#### [Task requirements]
Omit all pictures and give the records below again exactly as written.

(Figure record extracts)
####

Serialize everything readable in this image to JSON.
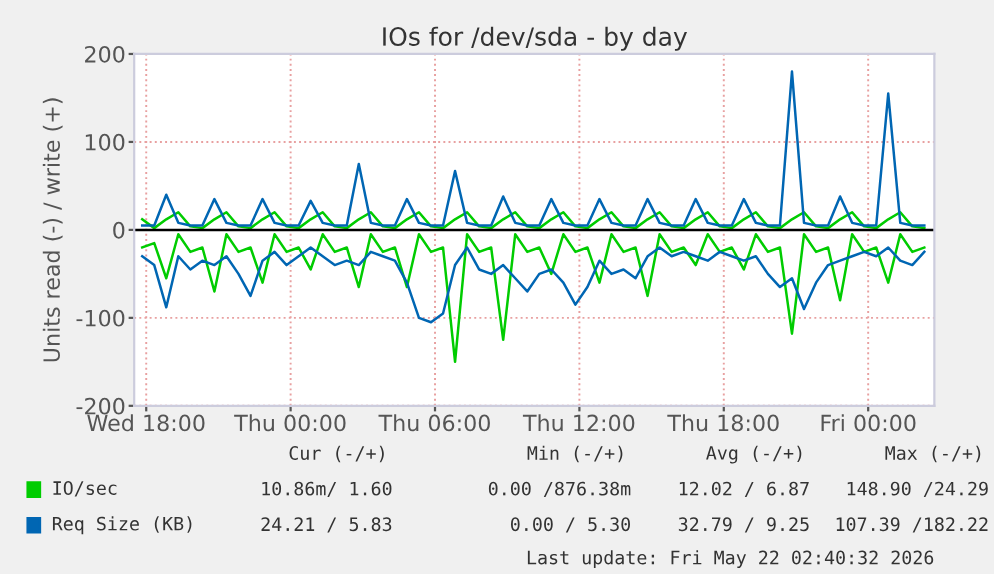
{
  "chart_data": {
    "type": "line",
    "title": "IOs for /dev/sda - by day",
    "ylabel": "Units read (-) / write (+)",
    "x": [
      "2026-05-20T17:50",
      "2026-05-20T18:20",
      "2026-05-20T18:50",
      "2026-05-20T19:20",
      "2026-05-20T19:50",
      "2026-05-20T20:20",
      "2026-05-20T20:50",
      "2026-05-20T21:20",
      "2026-05-20T21:50",
      "2026-05-20T22:20",
      "2026-05-20T22:50",
      "2026-05-20T23:20",
      "2026-05-20T23:50",
      "2026-05-21T00:20",
      "2026-05-21T00:50",
      "2026-05-21T01:20",
      "2026-05-21T01:50",
      "2026-05-21T02:20",
      "2026-05-21T02:50",
      "2026-05-21T03:20",
      "2026-05-21T03:50",
      "2026-05-21T04:20",
      "2026-05-21T04:50",
      "2026-05-21T05:20",
      "2026-05-21T05:50",
      "2026-05-21T06:20",
      "2026-05-21T06:50",
      "2026-05-21T07:20",
      "2026-05-21T07:50",
      "2026-05-21T08:20",
      "2026-05-21T08:50",
      "2026-05-21T09:20",
      "2026-05-21T09:50",
      "2026-05-21T10:20",
      "2026-05-21T10:50",
      "2026-05-21T11:20",
      "2026-05-21T11:50",
      "2026-05-21T12:20",
      "2026-05-21T12:50",
      "2026-05-21T13:20",
      "2026-05-21T13:50",
      "2026-05-21T14:20",
      "2026-05-21T14:50",
      "2026-05-21T15:20",
      "2026-05-21T15:50",
      "2026-05-21T16:20",
      "2026-05-21T16:50",
      "2026-05-21T17:20",
      "2026-05-21T17:50",
      "2026-05-21T18:20",
      "2026-05-21T18:50",
      "2026-05-21T19:20",
      "2026-05-21T19:50",
      "2026-05-21T20:20",
      "2026-05-21T20:50",
      "2026-05-21T21:20",
      "2026-05-21T21:50",
      "2026-05-21T22:20",
      "2026-05-21T22:50",
      "2026-05-21T23:20",
      "2026-05-21T23:50",
      "2026-05-22T00:20",
      "2026-05-22T00:50",
      "2026-05-22T01:20",
      "2026-05-22T01:50",
      "2026-05-22T02:20"
    ],
    "series": [
      {
        "name": "IO/sec",
        "color": "#00cc00",
        "values": [
          -20,
          -15,
          -55,
          -5,
          -25,
          -20,
          -70,
          -5,
          -25,
          -20,
          -60,
          -5,
          -25,
          -20,
          -45,
          -5,
          -25,
          -20,
          -65,
          -5,
          -25,
          -20,
          -65,
          -5,
          -25,
          -20,
          -150,
          -5,
          -25,
          -20,
          -125,
          -5,
          -25,
          -20,
          -50,
          -5,
          -25,
          -20,
          -60,
          -5,
          -25,
          -20,
          -75,
          -5,
          -25,
          -20,
          -40,
          -5,
          -25,
          -20,
          -45,
          -5,
          -25,
          -20,
          -118,
          -5,
          -25,
          -20,
          -80,
          -5,
          -25,
          -20,
          -60,
          -5,
          -25,
          -20
        ]
      },
      {
        "color": "#00cc00",
        "values": [
          12,
          2,
          12,
          20,
          4,
          2,
          12,
          20,
          4,
          2,
          12,
          20,
          4,
          2,
          12,
          20,
          4,
          2,
          12,
          20,
          4,
          2,
          12,
          20,
          4,
          2,
          12,
          20,
          4,
          2,
          12,
          20,
          4,
          2,
          12,
          20,
          4,
          2,
          12,
          20,
          4,
          2,
          12,
          20,
          4,
          2,
          12,
          20,
          4,
          2,
          12,
          20,
          4,
          2,
          12,
          20,
          4,
          2,
          12,
          20,
          4,
          2,
          12,
          20,
          4,
          2
        ]
      },
      {
        "name": "Req Size (KB)",
        "color": "#0066b3",
        "values": [
          -30,
          -40,
          -88,
          -30,
          -45,
          -35,
          -40,
          -30,
          -50,
          -75,
          -35,
          -25,
          -40,
          -30,
          -20,
          -30,
          -40,
          -35,
          -40,
          -25,
          -30,
          -35,
          -60,
          -100,
          -105,
          -95,
          -40,
          -20,
          -45,
          -50,
          -40,
          -55,
          -70,
          -50,
          -45,
          -60,
          -85,
          -65,
          -35,
          -50,
          -45,
          -55,
          -30,
          -20,
          -30,
          -25,
          -30,
          -35,
          -25,
          -30,
          -35,
          -30,
          -50,
          -65,
          -55,
          -90,
          -60,
          -40,
          -35,
          -30,
          -25,
          -30,
          -20,
          -35,
          -40,
          -25
        ]
      },
      {
        "color": "#0066b3",
        "values": [
          5,
          5,
          40,
          8,
          5,
          5,
          35,
          8,
          5,
          5,
          35,
          8,
          5,
          5,
          33,
          8,
          5,
          5,
          75,
          8,
          5,
          5,
          35,
          8,
          5,
          5,
          67,
          8,
          5,
          5,
          38,
          8,
          5,
          5,
          35,
          8,
          5,
          5,
          35,
          8,
          5,
          5,
          35,
          8,
          5,
          5,
          35,
          8,
          5,
          5,
          35,
          8,
          5,
          5,
          180,
          8,
          5,
          5,
          38,
          8,
          5,
          5,
          155,
          8,
          5,
          5
        ]
      }
    ],
    "xlim": [
      "2026-05-20T17:30",
      "2026-05-22T02:45"
    ],
    "xticks": [
      {
        "value": "2026-05-20T18:00",
        "label": "Wed 18:00"
      },
      {
        "value": "2026-05-21T00:00",
        "label": "Thu 00:00"
      },
      {
        "value": "2026-05-21T06:00",
        "label": "Thu 06:00"
      },
      {
        "value": "2026-05-21T12:00",
        "label": "Thu 12:00"
      },
      {
        "value": "2026-05-21T18:00",
        "label": "Thu 18:00"
      },
      {
        "value": "2026-05-22T00:00",
        "label": "Fri 00:00"
      }
    ],
    "ylim": [
      -200,
      200
    ],
    "yticks": [
      -200,
      -100,
      0,
      100,
      200
    ],
    "ref_lines": [
      {
        "axis": "y",
        "value": 0,
        "color": "#000000"
      }
    ],
    "grid": true,
    "legend": "bottom",
    "marker": "none",
    "line_style": "solid",
    "annotations": [
      "Cur (-/+)",
      "Min (-/+)",
      "Avg (-/+)",
      "Max (-/+)",
      "10.86m/ 1.60",
      "0.00 /876.38m",
      "12.02 / 6.87",
      "148.90 /24.29",
      "24.21 / 5.83",
      "0.00 / 5.30",
      "32.79 / 9.25",
      "107.39 /182.22",
      "Last update: Fri May 22 02:40:32 2026"
    ]
  }
}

####

#### [Result of the task]
Serialize everything readable in this image to JSON.
{
  "chart_data": {
    "type": "line",
    "title": "IOs for /dev/sda - by day",
    "ylabel": "Units read (-) / write (+)",
    "x": [
      "2026-05-20T17:50",
      "2026-05-20T18:20",
      "2026-05-20T18:50",
      "2026-05-20T19:20",
      "2026-05-20T19:50",
      "2026-05-20T20:20",
      "2026-05-20T20:50",
      "2026-05-20T21:20",
      "2026-05-20T21:50",
      "2026-05-20T22:20",
      "2026-05-20T22:50",
      "2026-05-20T23:20",
      "2026-05-20T23:50",
      "2026-05-21T00:20",
      "2026-05-21T00:50",
      "2026-05-21T01:20",
      "2026-05-21T01:50",
      "2026-05-21T02:20",
      "2026-05-21T02:50",
      "2026-05-21T03:20",
      "2026-05-21T03:50",
      "2026-05-21T04:20",
      "2026-05-21T04:50",
      "2026-05-21T05:20",
      "2026-05-21T05:50",
      "2026-05-21T06:20",
      "2026-05-21T06:50",
      "2026-05-21T07:20",
      "2026-05-21T07:50",
      "2026-05-21T08:20",
      "2026-05-21T08:50",
      "2026-05-21T09:20",
      "2026-05-21T09:50",
      "2026-05-21T10:20",
      "2026-05-21T10:50",
      "2026-05-21T11:20",
      "2026-05-21T11:50",
      "2026-05-21T12:20",
      "2026-05-21T12:50",
      "2026-05-21T13:20",
      "2026-05-21T13:50",
      "2026-05-21T14:20",
      "2026-05-21T14:50",
      "2026-05-21T15:20",
      "2026-05-21T15:50",
      "2026-05-21T16:20",
      "2026-05-21T16:50",
      "2026-05-21T17:20",
      "2026-05-21T17:50",
      "2026-05-21T18:20",
      "2026-05-21T18:50",
      "2026-05-21T19:20",
      "2026-05-21T19:50",
      "2026-05-21T20:20",
      "2026-05-21T20:50",
      "2026-05-21T21:20",
      "2026-05-21T21:50",
      "2026-05-21T22:20",
      "2026-05-21T22:50",
      "2026-05-21T23:20",
      "2026-05-21T23:50",
      "2026-05-22T00:20",
      "2026-05-22T00:50",
      "2026-05-22T01:20",
      "2026-05-22T01:50",
      "2026-05-22T02:20"
    ],
    "series": [
      {
        "name": "IO/sec",
        "color": "#00cc00",
        "values": [
          -20,
          -15,
          -55,
          -5,
          -25,
          -20,
          -70,
          -5,
          -25,
          -20,
          -60,
          -5,
          -25,
          -20,
          -45,
          -5,
          -25,
          -20,
          -65,
          -5,
          -25,
          -20,
          -65,
          -5,
          -25,
          -20,
          -150,
          -5,
          -25,
          -20,
          -125,
          -5,
          -25,
          -20,
          -50,
          -5,
          -25,
          -20,
          -60,
          -5,
          -25,
          -20,
          -75,
          -5,
          -25,
          -20,
          -40,
          -5,
          -25,
          -20,
          -45,
          -5,
          -25,
          -20,
          -118,
          -5,
          -25,
          -20,
          -80,
          -5,
          -25,
          -20,
          -60,
          -5,
          -25,
          -20
        ]
      },
      {
        "color": "#00cc00",
        "values": [
          12,
          2,
          12,
          20,
          4,
          2,
          12,
          20,
          4,
          2,
          12,
          20,
          4,
          2,
          12,
          20,
          4,
          2,
          12,
          20,
          4,
          2,
          12,
          20,
          4,
          2,
          12,
          20,
          4,
          2,
          12,
          20,
          4,
          2,
          12,
          20,
          4,
          2,
          12,
          20,
          4,
          2,
          12,
          20,
          4,
          2,
          12,
          20,
          4,
          2,
          12,
          20,
          4,
          2,
          12,
          20,
          4,
          2,
          12,
          20,
          4,
          2,
          12,
          20,
          4,
          2
        ]
      },
      {
        "name": "Req Size (KB)",
        "color": "#0066b3",
        "values": [
          -30,
          -40,
          -88,
          -30,
          -45,
          -35,
          -40,
          -30,
          -50,
          -75,
          -35,
          -25,
          -40,
          -30,
          -20,
          -30,
          -40,
          -35,
          -40,
          -25,
          -30,
          -35,
          -60,
          -100,
          -105,
          -95,
          -40,
          -20,
          -45,
          -50,
          -40,
          -55,
          -70,
          -50,
          -45,
          -60,
          -85,
          -65,
          -35,
          -50,
          -45,
          -55,
          -30,
          -20,
          -30,
          -25,
          -30,
          -35,
          -25,
          -30,
          -35,
          -30,
          -50,
          -65,
          -55,
          -90,
          -60,
          -40,
          -35,
          -30,
          -25,
          -30,
          -20,
          -35,
          -40,
          -25
        ]
      },
      {
        "color": "#0066b3",
        "values": [
          5,
          5,
          40,
          8,
          5,
          5,
          35,
          8,
          5,
          5,
          35,
          8,
          5,
          5,
          33,
          8,
          5,
          5,
          75,
          8,
          5,
          5,
          35,
          8,
          5,
          5,
          67,
          8,
          5,
          5,
          38,
          8,
          5,
          5,
          35,
          8,
          5,
          5,
          35,
          8,
          5,
          5,
          35,
          8,
          5,
          5,
          35,
          8,
          5,
          5,
          35,
          8,
          5,
          5,
          180,
          8,
          5,
          5,
          38,
          8,
          5,
          5,
          155,
          8,
          5,
          5
        ]
      }
    ],
    "xlim": [
      "2026-05-20T17:30",
      "2026-05-22T02:45"
    ],
    "xticks": [
      {
        "value": "2026-05-20T18:00",
        "label": "Wed 18:00"
      },
      {
        "value": "2026-05-21T00:00",
        "label": "Thu 00:00"
      },
      {
        "value": "2026-05-21T06:00",
        "label": "Thu 06:00"
      },
      {
        "value": "2026-05-21T12:00",
        "label": "Thu 12:00"
      },
      {
        "value": "2026-05-21T18:00",
        "label": "Thu 18:00"
      },
      {
        "value": "2026-05-22T00:00",
        "label": "Fri 00:00"
      }
    ],
    "ylim": [
      -200,
      200
    ],
    "yticks": [
      -200,
      -100,
      0,
      100,
      200
    ],
    "ref_lines": [
      {
        "axis": "y",
        "value": 0,
        "color": "#000000"
      }
    ],
    "grid": true,
    "legend": "bottom",
    "marker": "none",
    "line_style": "solid",
    "annotations": [
      "Cur (-/+)",
      "Min (-/+)",
      "Avg (-/+)",
      "Max (-/+)",
      "10.86m/ 1.60",
      "0.00 /876.38m",
      "12.02 / 6.87",
      "148.90 /24.29",
      "24.21 / 5.83",
      "0.00 / 5.30",
      "32.79 / 9.25",
      "107.39 /182.22",
      "Last update: Fri May 22 02:40:32 2026"
    ]
  }
}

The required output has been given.